=== TASK DETAILS ===
Count lines with "Overall" in them. Report only the total.

(Stored items from a collection)
========================================================================

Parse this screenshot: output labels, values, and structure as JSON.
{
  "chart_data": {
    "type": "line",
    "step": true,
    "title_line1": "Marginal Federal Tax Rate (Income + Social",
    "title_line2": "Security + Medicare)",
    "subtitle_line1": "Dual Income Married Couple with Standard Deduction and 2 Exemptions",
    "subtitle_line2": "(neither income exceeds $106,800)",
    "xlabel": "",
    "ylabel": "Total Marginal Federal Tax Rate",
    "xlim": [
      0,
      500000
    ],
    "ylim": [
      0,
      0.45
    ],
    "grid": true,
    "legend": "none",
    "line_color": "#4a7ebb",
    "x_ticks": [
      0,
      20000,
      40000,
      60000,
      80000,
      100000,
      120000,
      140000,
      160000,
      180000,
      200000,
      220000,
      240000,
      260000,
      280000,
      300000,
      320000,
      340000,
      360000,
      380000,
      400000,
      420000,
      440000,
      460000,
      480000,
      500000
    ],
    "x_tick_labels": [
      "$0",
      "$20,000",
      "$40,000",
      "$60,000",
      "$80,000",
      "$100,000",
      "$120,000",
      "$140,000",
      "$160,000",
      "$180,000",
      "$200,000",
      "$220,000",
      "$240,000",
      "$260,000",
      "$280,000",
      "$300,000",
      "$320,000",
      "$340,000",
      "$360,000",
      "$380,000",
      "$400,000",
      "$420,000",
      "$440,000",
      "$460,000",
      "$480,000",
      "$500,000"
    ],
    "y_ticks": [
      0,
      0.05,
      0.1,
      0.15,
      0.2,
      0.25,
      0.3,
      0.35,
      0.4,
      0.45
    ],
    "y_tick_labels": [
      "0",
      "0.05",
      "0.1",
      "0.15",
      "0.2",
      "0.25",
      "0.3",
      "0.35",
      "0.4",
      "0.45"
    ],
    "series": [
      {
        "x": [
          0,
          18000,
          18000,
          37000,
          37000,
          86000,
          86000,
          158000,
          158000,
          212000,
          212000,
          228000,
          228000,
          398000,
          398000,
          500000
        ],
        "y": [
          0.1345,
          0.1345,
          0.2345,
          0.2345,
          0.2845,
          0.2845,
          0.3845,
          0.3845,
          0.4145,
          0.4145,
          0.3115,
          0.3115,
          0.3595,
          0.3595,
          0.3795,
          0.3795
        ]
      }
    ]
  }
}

========================================================================

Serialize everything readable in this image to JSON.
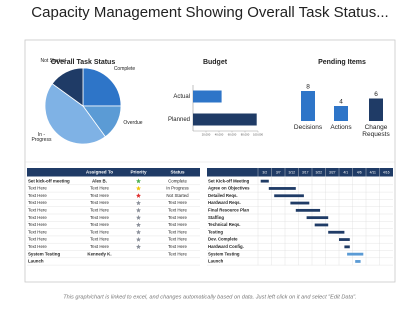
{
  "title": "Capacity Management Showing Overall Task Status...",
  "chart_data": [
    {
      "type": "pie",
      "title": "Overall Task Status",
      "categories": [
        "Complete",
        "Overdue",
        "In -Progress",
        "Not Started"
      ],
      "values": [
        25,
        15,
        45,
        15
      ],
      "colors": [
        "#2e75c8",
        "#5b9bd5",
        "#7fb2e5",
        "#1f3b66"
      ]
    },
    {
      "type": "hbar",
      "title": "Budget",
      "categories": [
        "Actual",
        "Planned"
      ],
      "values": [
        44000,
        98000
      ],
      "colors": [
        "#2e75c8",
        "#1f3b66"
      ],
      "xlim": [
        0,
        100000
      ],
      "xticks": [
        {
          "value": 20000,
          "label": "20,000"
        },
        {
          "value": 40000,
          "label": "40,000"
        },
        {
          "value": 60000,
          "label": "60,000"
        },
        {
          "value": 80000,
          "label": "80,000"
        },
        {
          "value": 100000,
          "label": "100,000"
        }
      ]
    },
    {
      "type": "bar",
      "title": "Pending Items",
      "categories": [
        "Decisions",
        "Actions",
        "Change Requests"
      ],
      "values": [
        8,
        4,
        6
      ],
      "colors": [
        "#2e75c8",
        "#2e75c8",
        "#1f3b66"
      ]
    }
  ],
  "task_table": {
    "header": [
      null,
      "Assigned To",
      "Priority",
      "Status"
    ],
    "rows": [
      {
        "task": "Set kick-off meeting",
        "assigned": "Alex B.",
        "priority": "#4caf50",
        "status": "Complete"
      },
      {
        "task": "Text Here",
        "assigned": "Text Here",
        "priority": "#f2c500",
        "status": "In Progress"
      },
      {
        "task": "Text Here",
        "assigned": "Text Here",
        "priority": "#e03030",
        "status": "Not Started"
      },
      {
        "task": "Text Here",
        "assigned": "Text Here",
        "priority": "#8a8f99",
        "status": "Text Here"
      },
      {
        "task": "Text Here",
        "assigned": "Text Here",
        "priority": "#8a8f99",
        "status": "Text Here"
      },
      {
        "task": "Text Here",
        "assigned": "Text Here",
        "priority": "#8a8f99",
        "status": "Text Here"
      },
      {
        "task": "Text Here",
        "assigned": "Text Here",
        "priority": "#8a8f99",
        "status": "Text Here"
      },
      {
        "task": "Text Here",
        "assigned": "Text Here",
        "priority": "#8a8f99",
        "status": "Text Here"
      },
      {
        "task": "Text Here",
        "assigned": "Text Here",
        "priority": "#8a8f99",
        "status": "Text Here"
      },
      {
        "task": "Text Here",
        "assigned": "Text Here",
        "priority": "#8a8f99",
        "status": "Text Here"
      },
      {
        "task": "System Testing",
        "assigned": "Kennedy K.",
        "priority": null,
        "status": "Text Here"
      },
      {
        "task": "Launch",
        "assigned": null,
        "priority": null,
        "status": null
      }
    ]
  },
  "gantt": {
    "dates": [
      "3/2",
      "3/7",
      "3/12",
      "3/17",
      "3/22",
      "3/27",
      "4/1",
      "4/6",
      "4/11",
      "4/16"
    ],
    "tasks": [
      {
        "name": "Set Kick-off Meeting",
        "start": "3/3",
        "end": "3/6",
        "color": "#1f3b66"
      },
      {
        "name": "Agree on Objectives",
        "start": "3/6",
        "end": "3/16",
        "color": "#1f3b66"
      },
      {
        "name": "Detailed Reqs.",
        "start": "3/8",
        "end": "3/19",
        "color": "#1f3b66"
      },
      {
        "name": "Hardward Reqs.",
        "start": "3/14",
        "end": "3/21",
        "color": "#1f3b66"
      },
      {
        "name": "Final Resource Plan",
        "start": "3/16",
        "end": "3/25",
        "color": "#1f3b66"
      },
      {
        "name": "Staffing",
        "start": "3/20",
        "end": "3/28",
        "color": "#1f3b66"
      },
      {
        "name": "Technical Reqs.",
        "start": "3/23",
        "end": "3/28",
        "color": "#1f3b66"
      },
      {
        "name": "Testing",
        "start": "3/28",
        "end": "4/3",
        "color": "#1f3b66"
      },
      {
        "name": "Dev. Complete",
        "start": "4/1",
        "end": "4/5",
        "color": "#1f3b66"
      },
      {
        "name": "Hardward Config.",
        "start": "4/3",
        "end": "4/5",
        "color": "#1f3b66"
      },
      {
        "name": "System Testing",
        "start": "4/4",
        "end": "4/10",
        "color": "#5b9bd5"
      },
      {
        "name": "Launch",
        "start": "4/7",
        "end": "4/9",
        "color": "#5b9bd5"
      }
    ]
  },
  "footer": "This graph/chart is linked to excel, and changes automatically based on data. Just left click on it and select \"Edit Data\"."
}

========================================================================

=== EXERCISE RESPONSE ===
2